### EXTRAIT:
Le moment est crucial pour le REC Volley. Sur le terrain, il vit l’une des plus belles saisons de son histoire. L’équipe féminine est aux portes d’une montée en Ligue A, tandis que l’équipe masculine a assuré son maintien en Ligue B. Mais en coulisses, l’inquiétude grandit, à quelques jours d’échéances décisives devant les instances de contrôle de gestion (DNACG). le silence de la Ville de Rennes sur ses intentions de financement bloquerait l’ensemble du projet.
«Nous portons un projet ambitieux de promotion du volley, du loisir à l’élite. Mais aujourd’hui, le club ainsi que nos joueuses et joueurs bataillent avec un budget d’une seule équipe de Ligue B alors que les deux équipes évoluent en deuxième division nationale », expliquent les dirigeants bénévoles. «Sans confirmation d’une augmentation, équitable et basée sur des critères sportifs, de la subvention, les dossiers de gestion ne pourront être déposés (échéances des 15 et 30 avril).»
Le club est limité dans les recrutements pour la saison prochaine, faute de visibilité.
Sans garantie financière, le REC Volley ne pourra pas non plus maintenir son fonctionnement actuel pour aucune de ses deux équipes. Il mettra en péril, à très court terme, son statut de club professionnel. Cette situation ne date toutefois pas d’hier. Dès décembre, le REC Volley avait déjà alerté sur la fragilité de son modèle en lançant une campagne de dons avec un objectif de 150 000 euros, à l’occasion de ses 80 ans et dans le cadre de son projet « REC Volley 2030 ».
Comme beaucoup de clubs professionnels, le club fait face à une équation complexe : baisse des dotations, difficulté à attirer des sponsors, exigences sportives accrues, coûts d’infrastructures et de déplacements. L’avenir du REC Volley dépend désormais d’une réponse rapide et claire de la Ville de Rennes. Entre ambition sportive et réalités économiques, le club joue bien plus qu’une saison : il joue sa place durable au plus haut niveau.

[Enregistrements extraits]
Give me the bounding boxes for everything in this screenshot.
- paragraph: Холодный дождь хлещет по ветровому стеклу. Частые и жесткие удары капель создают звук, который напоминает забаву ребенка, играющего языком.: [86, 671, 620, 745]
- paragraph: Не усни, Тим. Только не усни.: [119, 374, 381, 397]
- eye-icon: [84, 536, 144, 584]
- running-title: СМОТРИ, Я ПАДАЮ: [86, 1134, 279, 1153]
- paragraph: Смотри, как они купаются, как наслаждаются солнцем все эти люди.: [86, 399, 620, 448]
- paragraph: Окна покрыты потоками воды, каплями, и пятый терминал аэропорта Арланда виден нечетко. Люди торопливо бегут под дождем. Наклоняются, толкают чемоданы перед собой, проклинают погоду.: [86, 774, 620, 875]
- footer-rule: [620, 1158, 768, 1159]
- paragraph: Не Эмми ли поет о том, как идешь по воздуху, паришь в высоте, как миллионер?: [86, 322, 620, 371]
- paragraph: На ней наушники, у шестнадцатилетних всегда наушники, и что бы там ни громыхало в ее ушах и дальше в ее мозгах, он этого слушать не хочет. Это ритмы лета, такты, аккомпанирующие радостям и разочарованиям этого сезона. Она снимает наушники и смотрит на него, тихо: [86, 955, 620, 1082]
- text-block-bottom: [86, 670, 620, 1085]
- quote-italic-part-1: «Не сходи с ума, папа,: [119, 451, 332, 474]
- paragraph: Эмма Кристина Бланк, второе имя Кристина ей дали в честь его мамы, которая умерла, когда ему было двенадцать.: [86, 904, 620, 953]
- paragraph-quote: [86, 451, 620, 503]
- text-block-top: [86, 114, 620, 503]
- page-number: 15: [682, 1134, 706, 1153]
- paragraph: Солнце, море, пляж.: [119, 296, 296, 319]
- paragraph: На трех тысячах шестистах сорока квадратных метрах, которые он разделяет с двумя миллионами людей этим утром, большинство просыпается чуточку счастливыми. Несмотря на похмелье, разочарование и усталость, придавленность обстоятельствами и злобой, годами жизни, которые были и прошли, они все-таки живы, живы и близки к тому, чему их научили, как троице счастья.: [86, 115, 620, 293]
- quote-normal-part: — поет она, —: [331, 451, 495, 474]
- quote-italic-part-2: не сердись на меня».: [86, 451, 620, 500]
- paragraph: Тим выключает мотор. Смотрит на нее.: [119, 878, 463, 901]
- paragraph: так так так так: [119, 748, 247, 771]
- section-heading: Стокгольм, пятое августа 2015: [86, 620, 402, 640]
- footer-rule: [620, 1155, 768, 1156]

### CE QUE VOUS FEREZ:
- a) Dans l'extrait sur le REC Volley, quel montant la campagne de dons lancée en décembre visait-elle ?
- b) Réécrivez le passage de l'extrait sur le REC Volley qui commence par « Comme beaucoup de » et se poursuit jusqu'à « plus haut niveau. », en y remplaçant « sponsors » par « partenaires ».
Ces données n'interviennent en rien ici.

### RÉPONSES PAR TÂCHE:
- a) 150 000 euros.

- b)
Comme beaucoup de clubs professionnels, le club fait face à une équation complexe : baisse des dotations, difficulté à attirer des partenaires, exigences sportives accrues, coûts d’infrastructures et de déplacements. L’avenir du REC Volley dépend désormais d’une réponse rapide et claire de la Ville de Rennes. Entre ambition sportive et réalités économiques, le club joue bien plus qu’une saison : il joue sa place durable au plus haut niveau.